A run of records
---+---

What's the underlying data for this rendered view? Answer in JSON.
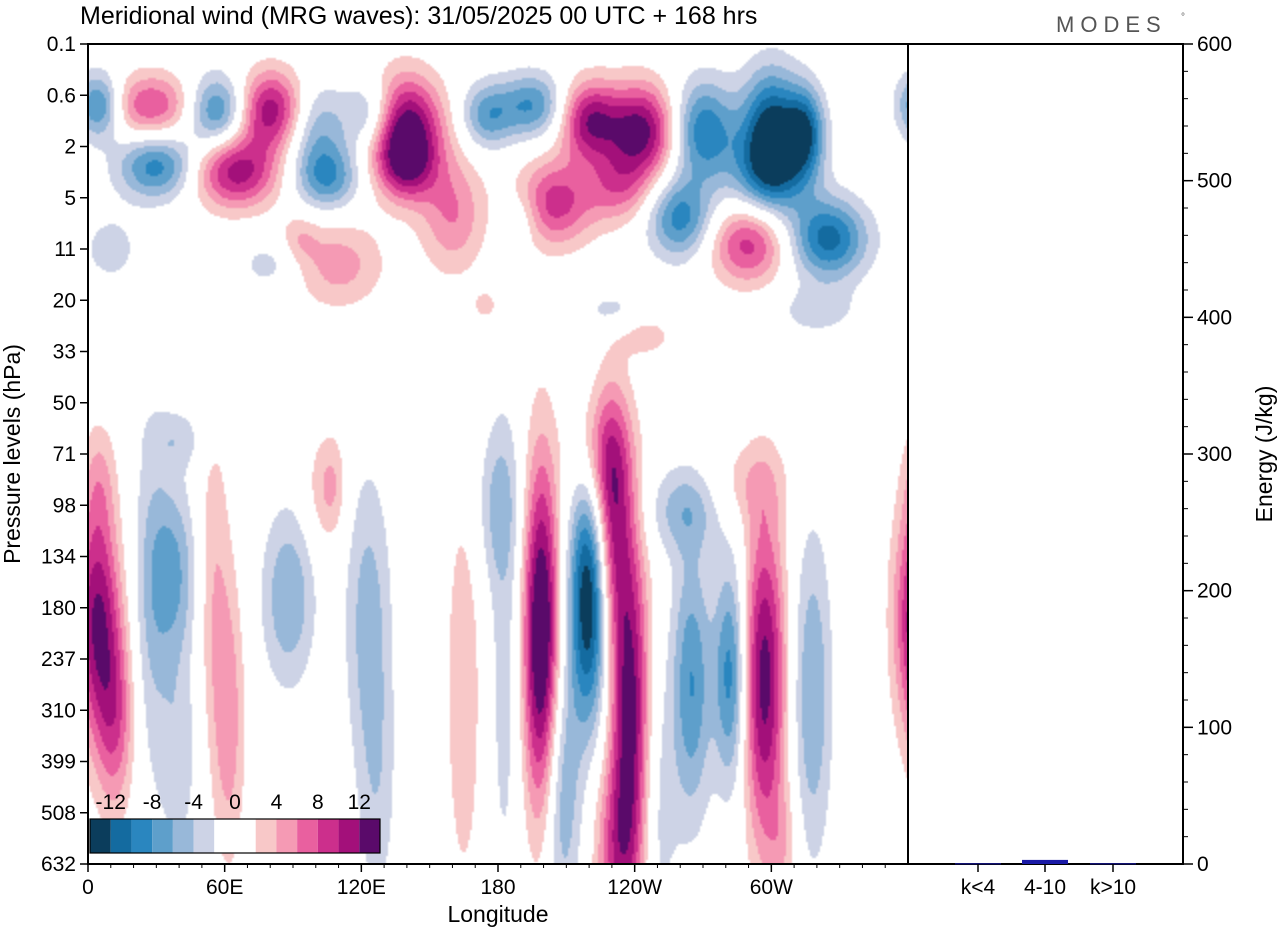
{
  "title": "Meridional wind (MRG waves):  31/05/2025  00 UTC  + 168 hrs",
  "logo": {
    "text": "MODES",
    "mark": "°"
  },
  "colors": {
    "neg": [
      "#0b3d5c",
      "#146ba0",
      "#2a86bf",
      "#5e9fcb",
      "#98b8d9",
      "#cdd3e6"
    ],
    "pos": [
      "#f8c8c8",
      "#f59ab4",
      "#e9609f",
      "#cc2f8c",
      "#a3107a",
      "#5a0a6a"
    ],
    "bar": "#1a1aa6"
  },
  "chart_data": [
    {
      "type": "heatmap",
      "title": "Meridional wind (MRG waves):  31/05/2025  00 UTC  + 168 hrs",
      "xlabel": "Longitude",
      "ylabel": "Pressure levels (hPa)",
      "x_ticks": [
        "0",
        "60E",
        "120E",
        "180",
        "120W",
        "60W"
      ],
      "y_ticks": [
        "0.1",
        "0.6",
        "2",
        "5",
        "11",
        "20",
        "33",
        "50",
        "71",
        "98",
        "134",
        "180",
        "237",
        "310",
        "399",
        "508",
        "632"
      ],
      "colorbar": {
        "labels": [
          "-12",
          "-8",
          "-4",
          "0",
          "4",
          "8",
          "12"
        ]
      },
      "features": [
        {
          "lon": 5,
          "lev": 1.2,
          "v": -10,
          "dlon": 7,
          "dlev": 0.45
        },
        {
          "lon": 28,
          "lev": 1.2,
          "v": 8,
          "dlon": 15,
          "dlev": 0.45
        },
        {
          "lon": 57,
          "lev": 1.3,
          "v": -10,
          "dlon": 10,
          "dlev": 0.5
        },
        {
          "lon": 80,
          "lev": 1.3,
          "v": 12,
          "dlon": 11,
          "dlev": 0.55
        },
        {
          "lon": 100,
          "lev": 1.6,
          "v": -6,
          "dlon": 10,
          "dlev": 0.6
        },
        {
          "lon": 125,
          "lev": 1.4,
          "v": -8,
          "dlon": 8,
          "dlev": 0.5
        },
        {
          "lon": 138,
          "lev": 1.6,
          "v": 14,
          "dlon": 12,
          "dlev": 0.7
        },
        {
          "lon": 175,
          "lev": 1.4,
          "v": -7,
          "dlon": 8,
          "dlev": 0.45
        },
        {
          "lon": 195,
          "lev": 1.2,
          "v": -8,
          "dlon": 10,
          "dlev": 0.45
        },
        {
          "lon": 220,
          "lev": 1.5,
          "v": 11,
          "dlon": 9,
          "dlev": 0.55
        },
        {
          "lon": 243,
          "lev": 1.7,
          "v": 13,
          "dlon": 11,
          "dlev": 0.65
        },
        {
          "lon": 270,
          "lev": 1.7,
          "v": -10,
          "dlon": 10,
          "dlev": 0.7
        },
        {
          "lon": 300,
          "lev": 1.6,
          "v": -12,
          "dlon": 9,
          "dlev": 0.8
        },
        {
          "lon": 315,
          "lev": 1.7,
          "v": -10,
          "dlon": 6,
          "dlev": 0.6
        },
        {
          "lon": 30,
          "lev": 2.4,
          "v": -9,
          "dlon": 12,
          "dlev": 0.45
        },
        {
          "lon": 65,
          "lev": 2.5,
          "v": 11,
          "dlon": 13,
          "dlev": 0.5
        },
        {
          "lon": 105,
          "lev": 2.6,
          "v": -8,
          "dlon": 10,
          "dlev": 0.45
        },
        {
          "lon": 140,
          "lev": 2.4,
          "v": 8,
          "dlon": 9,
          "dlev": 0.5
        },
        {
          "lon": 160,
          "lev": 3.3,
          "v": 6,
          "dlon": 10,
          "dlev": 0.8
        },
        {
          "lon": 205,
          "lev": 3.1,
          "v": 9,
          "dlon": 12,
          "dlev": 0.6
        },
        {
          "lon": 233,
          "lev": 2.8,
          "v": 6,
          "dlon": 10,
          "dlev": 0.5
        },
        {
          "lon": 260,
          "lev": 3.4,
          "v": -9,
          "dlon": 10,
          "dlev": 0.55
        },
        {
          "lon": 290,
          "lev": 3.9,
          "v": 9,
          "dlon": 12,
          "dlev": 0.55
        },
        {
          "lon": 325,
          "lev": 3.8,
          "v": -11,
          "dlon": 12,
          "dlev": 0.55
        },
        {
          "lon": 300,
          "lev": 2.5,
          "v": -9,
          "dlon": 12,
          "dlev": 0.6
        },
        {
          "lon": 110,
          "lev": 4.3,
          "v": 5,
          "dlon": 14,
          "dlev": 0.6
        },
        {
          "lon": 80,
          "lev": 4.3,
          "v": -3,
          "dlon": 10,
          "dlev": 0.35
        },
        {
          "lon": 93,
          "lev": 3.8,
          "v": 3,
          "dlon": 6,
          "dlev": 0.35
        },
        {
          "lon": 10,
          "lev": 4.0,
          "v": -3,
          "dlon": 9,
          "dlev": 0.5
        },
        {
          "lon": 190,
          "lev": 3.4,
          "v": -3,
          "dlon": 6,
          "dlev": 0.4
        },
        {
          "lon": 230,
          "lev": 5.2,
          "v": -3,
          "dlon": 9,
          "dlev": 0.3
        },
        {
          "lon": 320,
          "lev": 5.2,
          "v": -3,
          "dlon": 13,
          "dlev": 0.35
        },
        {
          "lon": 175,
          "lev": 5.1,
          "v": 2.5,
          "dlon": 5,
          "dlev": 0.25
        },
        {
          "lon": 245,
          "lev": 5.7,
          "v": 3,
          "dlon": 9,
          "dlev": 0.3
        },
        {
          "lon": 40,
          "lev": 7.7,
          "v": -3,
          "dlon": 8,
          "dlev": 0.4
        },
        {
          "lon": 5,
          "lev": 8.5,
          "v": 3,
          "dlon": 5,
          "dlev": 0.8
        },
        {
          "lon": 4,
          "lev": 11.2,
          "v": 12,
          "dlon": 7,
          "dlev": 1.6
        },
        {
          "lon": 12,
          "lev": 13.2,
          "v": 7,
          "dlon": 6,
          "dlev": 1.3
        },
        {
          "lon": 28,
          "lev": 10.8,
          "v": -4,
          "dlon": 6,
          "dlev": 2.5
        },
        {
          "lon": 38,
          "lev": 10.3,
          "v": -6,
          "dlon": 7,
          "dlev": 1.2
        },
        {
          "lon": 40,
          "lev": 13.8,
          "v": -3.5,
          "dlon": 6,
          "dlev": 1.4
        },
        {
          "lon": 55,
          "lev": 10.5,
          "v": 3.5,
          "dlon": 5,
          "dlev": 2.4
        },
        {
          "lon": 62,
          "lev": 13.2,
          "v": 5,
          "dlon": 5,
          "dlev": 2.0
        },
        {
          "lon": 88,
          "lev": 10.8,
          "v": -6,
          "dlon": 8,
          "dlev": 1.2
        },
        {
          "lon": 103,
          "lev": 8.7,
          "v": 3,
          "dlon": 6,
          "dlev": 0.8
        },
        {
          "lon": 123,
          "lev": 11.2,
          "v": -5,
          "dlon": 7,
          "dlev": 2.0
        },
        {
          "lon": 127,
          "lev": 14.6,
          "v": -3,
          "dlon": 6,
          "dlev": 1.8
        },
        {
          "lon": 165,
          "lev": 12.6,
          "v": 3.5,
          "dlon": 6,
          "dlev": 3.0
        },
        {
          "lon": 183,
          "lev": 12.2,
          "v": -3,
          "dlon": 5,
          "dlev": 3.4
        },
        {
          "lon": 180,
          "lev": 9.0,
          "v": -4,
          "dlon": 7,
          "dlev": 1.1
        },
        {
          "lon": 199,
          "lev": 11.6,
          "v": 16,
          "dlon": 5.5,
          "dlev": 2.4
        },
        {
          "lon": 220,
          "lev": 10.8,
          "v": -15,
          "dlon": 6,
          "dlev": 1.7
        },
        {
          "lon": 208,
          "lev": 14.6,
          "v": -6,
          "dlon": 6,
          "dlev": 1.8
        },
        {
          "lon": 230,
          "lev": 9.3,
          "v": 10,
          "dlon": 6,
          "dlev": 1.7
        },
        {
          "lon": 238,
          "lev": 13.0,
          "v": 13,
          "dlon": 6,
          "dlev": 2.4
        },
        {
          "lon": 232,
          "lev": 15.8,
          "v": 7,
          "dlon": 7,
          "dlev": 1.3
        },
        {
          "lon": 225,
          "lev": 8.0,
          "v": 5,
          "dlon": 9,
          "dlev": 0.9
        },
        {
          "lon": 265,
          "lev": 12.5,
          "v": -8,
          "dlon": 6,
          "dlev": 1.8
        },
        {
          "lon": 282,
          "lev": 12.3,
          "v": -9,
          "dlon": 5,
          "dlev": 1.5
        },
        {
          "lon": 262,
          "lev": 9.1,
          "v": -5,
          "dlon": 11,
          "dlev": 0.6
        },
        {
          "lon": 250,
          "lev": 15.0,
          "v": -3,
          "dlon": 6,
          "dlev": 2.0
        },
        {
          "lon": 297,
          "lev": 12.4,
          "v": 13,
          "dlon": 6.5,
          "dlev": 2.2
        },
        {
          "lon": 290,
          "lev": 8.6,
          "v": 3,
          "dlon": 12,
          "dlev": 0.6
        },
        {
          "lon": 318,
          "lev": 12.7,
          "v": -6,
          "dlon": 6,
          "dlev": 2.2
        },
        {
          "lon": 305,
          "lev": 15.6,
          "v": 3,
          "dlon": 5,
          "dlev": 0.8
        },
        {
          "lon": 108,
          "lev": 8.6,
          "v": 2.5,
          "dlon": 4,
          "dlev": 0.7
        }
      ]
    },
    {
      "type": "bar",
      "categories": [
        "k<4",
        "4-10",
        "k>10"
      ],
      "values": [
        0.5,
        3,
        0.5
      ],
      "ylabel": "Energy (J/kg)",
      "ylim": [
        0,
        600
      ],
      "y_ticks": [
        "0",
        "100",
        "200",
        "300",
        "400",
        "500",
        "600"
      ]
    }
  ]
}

---+---

_Aim_:
Copy out every line from the records that has the word "waves".

_Complete answer_:
  "title": "Meridional wind (MRG waves):  31/05/2025  00 UTC  + 168 hrs",
      "title": "Meridional wind (MRG waves):  31/05/2025  00 UTC  + 168 hrs",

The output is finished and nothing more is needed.